--- Brief ---
Retype the records below exactly as they appear.

## START Information given

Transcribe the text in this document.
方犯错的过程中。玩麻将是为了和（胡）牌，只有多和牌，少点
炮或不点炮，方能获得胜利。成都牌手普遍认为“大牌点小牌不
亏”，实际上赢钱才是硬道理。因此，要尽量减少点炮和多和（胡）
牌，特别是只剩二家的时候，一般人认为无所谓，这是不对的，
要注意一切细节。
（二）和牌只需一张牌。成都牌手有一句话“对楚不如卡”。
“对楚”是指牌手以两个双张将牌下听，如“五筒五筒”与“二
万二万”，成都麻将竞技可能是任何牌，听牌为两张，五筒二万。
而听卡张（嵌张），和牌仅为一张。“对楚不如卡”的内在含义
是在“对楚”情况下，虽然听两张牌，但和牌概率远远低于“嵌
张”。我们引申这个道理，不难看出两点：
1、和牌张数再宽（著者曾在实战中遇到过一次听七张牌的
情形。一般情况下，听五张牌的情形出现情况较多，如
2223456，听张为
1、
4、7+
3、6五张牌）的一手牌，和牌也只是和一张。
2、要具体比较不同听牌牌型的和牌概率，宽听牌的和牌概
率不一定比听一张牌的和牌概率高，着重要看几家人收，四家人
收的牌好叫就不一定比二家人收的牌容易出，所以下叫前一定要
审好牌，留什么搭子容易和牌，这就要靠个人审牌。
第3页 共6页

## END Information given

--- Solution to this task ---
Transcribe the text in this document.
方犯错的过程中。玩麻将是为了和（胡）牌，只有多和牌，少点
炮或不点炮，方能获得胜利。成都牌手普遍认为“大牌点小牌不
亏”，实际上赢钱才是硬道理。因此，要尽量减少点炮和多和（胡）
牌，特别是只剩二家的时候，一般人认为无所谓，这是不对的，
要注意一切细节。
（二）和牌只需一张牌。成都牌手有一句话“对楚不如卡”。
“对楚”是指牌手以两个双张将牌下听，如“五筒五筒”与“二
万二万”，成都麻将竞技可能是任何牌，听牌为两张，五筒二万。
而听卡张（嵌张），和牌仅为一张。“对楚不如卡”的内在含义
是在“对楚”情况下，虽然听两张牌，但和牌概率远远低于“嵌
张”。我们引申这个道理，不难看出两点：
1、和牌张数再宽（著者曾在实战中遇到过一次听七张牌的
情形。一般情况下，听五张牌的情形出现情况较多，如
2223456，听张为
1、
4、7+
3、6五张牌）的一手牌，和牌也只是和一张。
2、要具体比较不同听牌牌型的和牌概率，宽听牌的和牌概
率不一定比听一张牌的和牌概率高，着重要看几家人收，四家人
收的牌好叫就不一定比二家人收的牌容易出，所以下叫前一定要
审好牌，留什么搭子容易和牌，这就要靠个人审牌。
第3页 共6页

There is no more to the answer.